#### EXERCISE GOAL
Format the rows as a JSON list of strings, one string per line, from the line containing "Identify all the elements below and their bounding boxes. List" through the line containing "position-badge: C — [296, 273, 324, 291]", with both of those lines included. Leave out blank lines and the pictures.

#### STORED DATA
########

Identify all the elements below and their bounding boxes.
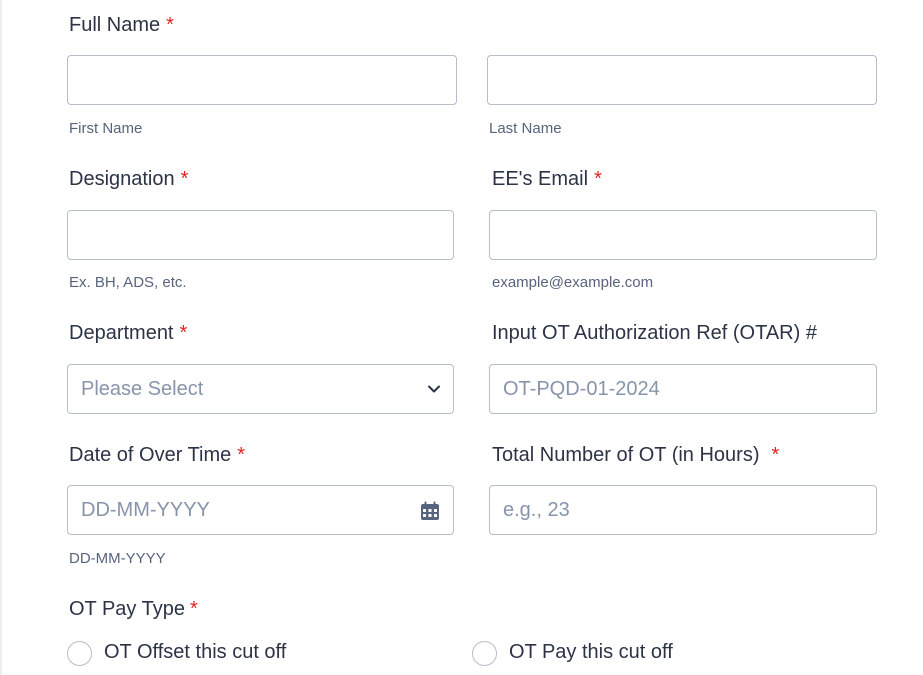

########

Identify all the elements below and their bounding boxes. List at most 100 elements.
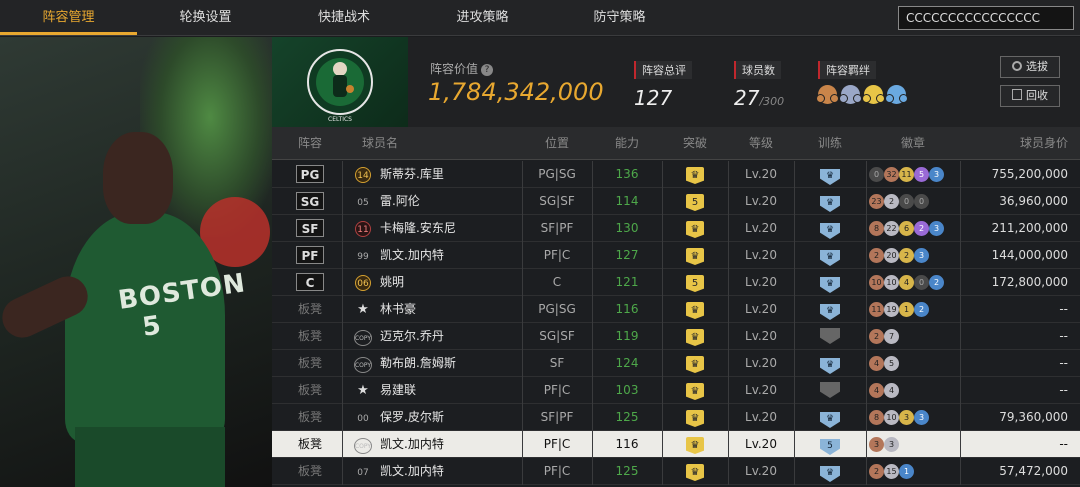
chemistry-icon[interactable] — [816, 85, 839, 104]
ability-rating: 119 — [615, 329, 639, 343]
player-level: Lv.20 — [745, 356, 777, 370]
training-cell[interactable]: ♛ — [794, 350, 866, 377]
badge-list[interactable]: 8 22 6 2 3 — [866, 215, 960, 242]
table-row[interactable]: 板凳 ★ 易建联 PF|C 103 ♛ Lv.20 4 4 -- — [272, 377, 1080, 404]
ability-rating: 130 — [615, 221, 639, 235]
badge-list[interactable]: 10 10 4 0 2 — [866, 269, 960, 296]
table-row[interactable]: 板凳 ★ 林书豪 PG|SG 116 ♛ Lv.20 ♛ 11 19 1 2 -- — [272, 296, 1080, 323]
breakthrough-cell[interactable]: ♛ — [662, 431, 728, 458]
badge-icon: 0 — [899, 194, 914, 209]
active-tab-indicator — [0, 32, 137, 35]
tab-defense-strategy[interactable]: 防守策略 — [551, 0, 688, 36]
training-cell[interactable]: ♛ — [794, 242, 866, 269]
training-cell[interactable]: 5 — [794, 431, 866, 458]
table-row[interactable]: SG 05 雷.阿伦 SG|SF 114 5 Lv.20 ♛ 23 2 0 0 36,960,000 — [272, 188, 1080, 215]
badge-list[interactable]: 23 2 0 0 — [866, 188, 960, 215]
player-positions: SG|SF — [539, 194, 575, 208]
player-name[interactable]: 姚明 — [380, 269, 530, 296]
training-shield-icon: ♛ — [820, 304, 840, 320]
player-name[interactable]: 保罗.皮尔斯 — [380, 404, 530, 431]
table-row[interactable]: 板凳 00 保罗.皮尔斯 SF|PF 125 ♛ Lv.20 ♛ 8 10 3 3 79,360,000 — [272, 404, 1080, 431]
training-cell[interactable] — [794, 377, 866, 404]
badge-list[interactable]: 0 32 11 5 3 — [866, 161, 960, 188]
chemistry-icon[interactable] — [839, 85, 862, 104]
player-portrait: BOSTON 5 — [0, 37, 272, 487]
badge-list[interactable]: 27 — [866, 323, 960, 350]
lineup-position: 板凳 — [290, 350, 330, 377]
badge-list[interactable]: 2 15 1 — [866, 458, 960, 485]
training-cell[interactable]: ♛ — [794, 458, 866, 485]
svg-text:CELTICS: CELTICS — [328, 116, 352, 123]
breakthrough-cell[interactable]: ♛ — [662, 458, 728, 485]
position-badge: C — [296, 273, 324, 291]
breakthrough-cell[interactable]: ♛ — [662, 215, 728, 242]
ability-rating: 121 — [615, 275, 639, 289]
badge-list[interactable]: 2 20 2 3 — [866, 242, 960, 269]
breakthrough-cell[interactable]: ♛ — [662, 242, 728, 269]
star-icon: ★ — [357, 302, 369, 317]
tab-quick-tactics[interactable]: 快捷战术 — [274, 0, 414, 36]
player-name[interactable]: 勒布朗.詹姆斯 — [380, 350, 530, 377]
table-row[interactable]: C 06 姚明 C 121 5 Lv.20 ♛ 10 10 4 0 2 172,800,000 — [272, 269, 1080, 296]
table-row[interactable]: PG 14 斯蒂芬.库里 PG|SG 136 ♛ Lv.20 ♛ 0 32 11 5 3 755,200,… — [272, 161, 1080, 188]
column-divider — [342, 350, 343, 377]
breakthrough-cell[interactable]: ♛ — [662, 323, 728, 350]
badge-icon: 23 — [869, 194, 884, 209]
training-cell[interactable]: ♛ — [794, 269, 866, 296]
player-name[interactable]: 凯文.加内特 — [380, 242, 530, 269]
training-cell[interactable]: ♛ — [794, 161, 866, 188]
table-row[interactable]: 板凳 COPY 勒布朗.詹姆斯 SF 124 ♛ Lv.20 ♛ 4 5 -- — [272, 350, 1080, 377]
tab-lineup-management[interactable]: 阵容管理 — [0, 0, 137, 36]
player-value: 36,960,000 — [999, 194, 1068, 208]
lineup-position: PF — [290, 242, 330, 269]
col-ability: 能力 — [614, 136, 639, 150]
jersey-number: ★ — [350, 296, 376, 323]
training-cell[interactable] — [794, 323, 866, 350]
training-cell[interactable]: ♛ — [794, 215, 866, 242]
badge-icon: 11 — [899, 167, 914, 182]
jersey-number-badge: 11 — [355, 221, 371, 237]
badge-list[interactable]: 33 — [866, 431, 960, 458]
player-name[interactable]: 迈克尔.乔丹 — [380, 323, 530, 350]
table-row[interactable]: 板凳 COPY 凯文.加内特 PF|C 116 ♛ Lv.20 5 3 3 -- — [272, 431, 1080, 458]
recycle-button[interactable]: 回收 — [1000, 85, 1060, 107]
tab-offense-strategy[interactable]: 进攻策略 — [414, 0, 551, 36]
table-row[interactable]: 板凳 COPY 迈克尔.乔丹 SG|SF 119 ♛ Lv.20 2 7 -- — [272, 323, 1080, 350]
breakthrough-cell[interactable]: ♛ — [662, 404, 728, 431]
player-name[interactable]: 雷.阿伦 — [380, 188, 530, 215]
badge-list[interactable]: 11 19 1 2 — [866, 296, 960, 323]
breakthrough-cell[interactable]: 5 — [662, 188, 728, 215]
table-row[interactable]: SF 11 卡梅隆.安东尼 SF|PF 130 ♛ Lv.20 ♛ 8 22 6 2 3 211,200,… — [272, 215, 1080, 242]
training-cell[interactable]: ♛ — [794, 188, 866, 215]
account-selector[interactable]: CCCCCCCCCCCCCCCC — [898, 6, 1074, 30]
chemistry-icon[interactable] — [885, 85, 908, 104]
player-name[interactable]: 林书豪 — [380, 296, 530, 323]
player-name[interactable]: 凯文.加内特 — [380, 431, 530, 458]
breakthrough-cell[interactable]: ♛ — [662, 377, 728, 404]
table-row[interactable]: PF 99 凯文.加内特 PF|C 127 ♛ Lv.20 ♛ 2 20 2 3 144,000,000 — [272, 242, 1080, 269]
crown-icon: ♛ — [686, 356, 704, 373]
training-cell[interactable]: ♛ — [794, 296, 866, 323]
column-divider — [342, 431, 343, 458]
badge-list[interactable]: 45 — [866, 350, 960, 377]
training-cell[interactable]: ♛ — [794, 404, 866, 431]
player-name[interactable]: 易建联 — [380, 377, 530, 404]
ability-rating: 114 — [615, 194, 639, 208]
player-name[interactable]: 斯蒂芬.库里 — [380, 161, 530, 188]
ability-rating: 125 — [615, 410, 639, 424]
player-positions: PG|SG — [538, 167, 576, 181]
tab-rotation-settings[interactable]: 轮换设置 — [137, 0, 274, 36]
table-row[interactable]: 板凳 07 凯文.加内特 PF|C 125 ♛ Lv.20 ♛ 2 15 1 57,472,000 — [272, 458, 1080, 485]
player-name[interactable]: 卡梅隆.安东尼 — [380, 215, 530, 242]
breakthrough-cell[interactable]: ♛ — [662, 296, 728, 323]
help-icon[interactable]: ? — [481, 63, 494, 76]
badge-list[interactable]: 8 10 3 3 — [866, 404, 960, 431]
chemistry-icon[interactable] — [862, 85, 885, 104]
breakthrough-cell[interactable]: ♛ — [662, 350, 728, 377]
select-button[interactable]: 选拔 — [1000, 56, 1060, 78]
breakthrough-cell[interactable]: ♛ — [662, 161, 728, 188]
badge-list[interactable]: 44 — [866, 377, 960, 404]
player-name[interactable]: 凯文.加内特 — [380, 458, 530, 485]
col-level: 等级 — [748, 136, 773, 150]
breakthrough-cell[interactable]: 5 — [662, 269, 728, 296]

########

#### EXERCISE ANSWER
[
  "Identify all the elements below and their bounding boxes. List at most 100 elements.",
  "chemistry-icon[interactable] — [816, 85, 839, 104]",
  "ability-rating: 119 — [615, 329, 639, 343]",
  "player-level: Lv.20 — [745, 356, 777, 370]",
  "training-cell[interactable]: ♛ — [794, 350, 866, 377]",
  "badge-list[interactable]: 8 22 6 2 3 — [866, 215, 960, 242]",
  "table-row[interactable]: 板凳 ★ 易建联 PF|C 103 ♛ Lv.20 4 4 -- — [272, 377, 1080, 404]",
  "ability-rating: 130 — [615, 221, 639, 235]",
  "badge-list[interactable]: 10 10 4 0 2 — [866, 269, 960, 296]",
  "table-row[interactable]: 板凳 ★ 林书豪 PG|SG 116 ♛ Lv.20 ♛ 11 19 1 2 -- — [272, 296, 1080, 323]",
  "breakthrough-cell[interactable]: ♛ — [662, 431, 728, 458]",
  "badge-icon: 0 — [899, 194, 914, 209]",
  "active-tab-indicator — [0, 32, 137, 35]",
  "tab-defense-strategy[interactable]: 防守策略 — [551, 0, 688, 36]",
  "training-cell[interactable]: ♛ — [794, 242, 866, 269]",
  "training-cell[interactable]: 5 — [794, 431, 866, 458]",
  "table-row[interactable]: SG 05 雷.阿伦 SG|SF 114 5 Lv.20 ♛ 23 2 0 0 36,960,000 — [272, 188, 1080, 215]",
  "badge-list[interactable]: 23 2 0 0 — [866, 188, 960, 215]",
  "player-positions: SG|SF — [539, 194, 575, 208]",
  "player-name[interactable]: 姚明 — [380, 269, 530, 296]",
  "training-shield-icon: ♛ — [820, 304, 840, 320]",
  "player-name[interactable]: 保罗.皮尔斯 — [380, 404, 530, 431]",
  "table-row[interactable]: 板凳 00 保罗.皮尔斯 SF|PF 125 ♛ Lv.20 ♛ 8 10 3 3 79,360,000 — [272, 404, 1080, 431]",
  "training-cell[interactable] — [794, 377, 866, 404]",
  "badge-list[interactable]: 0 32 11 5 3 — [866, 161, 960, 188]",
  "chemistry-icon[interactable] — [839, 85, 862, 104]",
  "player-portrait: BOSTON 5 — [0, 37, 272, 487]",
  "badge-list[interactable]: 27 — [866, 323, 960, 350]",
  "lineup-position: 板凳 — [290, 350, 330, 377]",
  "badge-list[interactable]: 2 15 1 — [866, 458, 960, 485]",
  "training-cell[interactable]: ♛ — [794, 458, 866, 485]",
  "svg-text:CELTICS: CELTICS — [328, 116, 352, 123]",
  "breakthrough-cell[interactable]: ♛ — [662, 458, 728, 485]",
  "position-badge: C — [296, 273, 324, 291]"
]